>> start Input material

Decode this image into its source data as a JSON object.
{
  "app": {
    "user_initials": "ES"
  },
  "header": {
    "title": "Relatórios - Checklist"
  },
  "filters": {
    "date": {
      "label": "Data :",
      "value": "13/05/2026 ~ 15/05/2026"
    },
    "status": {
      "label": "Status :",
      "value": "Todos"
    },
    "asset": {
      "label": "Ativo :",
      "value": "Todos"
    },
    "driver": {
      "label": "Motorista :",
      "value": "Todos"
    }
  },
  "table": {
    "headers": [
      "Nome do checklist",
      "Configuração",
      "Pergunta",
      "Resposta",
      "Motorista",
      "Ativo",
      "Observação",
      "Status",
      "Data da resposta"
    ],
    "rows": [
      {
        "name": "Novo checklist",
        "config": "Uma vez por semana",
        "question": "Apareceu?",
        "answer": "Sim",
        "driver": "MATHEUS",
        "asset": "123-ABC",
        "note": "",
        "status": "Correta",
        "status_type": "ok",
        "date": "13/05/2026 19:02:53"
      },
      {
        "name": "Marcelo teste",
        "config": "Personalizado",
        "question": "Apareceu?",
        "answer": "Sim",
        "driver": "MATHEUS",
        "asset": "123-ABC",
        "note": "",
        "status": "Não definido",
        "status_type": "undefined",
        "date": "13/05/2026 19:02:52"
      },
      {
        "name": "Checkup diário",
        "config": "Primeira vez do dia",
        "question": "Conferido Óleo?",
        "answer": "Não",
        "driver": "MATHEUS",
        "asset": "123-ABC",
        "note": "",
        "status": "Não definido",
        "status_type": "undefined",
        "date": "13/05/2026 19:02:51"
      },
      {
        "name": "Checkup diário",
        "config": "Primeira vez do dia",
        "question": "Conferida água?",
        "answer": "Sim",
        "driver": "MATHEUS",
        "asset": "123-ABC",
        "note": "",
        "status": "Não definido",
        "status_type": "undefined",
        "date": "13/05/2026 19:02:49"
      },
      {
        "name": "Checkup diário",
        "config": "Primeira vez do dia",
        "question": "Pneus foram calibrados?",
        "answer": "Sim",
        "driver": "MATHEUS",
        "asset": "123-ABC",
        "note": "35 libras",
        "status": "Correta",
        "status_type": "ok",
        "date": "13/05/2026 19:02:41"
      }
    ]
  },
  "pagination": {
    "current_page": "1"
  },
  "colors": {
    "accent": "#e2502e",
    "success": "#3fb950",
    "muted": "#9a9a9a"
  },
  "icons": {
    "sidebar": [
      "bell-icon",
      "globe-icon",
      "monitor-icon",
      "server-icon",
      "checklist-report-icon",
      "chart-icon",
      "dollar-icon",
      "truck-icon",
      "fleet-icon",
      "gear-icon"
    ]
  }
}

>> end Input material

* **Short task**:
Return all the data above once more, precisely as given.

* **Response below**:
Decode this image into its source data as a JSON object.
{
  "app": {
    "user_initials": "ES"
  },
  "header": {
    "title": "Relatórios - Checklist"
  },
  "filters": {
    "date": {
      "label": "Data :",
      "value": "13/05/2026 ~ 15/05/2026"
    },
    "status": {
      "label": "Status :",
      "value": "Todos"
    },
    "asset": {
      "label": "Ativo :",
      "value": "Todos"
    },
    "driver": {
      "label": "Motorista :",
      "value": "Todos"
    }
  },
  "table": {
    "headers": [
      "Nome do checklist",
      "Configuração",
      "Pergunta",
      "Resposta",
      "Motorista",
      "Ativo",
      "Observação",
      "Status",
      "Data da resposta"
    ],
    "rows": [
      {
        "name": "Novo checklist",
        "config": "Uma vez por semana",
        "question": "Apareceu?",
        "answer": "Sim",
        "driver": "MATHEUS",
        "asset": "123-ABC",
        "note": "",
        "status": "Correta",
        "status_type": "ok",
        "date": "13/05/2026 19:02:53"
      },
      {
        "name": "Marcelo teste",
        "config": "Personalizado",
        "question": "Apareceu?",
        "answer": "Sim",
        "driver": "MATHEUS",
        "asset": "123-ABC",
        "note": "",
        "status": "Não definido",
        "status_type": "undefined",
        "date": "13/05/2026 19:02:52"
      },
      {
        "name": "Checkup diário",
        "config": "Primeira vez do dia",
        "question": "Conferido Óleo?",
        "answer": "Não",
        "driver": "MATHEUS",
        "asset": "123-ABC",
        "note": "",
        "status": "Não definido",
        "status_type": "undefined",
        "date": "13/05/2026 19:02:51"
      },
      {
        "name": "Checkup diário",
        "config": "Primeira vez do dia",
        "question": "Conferida água?",
        "answer": "Sim",
        "driver": "MATHEUS",
        "asset": "123-ABC",
        "note": "",
        "status": "Não definido",
        "status_type": "undefined",
        "date": "13/05/2026 19:02:49"
      },
      {
        "name": "Checkup diário",
        "config": "Primeira vez do dia",
        "question": "Pneus foram calibrados?",
        "answer": "Sim",
        "driver": "MATHEUS",
        "asset": "123-ABC",
        "note": "35 libras",
        "status": "Correta",
        "status_type": "ok",
        "date": "13/05/2026 19:02:41"
      }
    ]
  },
  "pagination": {
    "current_page": "1"
  },
  "colors": {
    "accent": "#e2502e",
    "success": "#3fb950",
    "muted": "#9a9a9a"
  },
  "icons": {
    "sidebar": [
      "bell-icon",
      "globe-icon",
      "monitor-icon",
      "server-icon",
      "checklist-report-icon",
      "chart-icon",
      "dollar-icon",
      "truck-icon",
      "fleet-icon",
      "gear-icon"
    ]
  }
}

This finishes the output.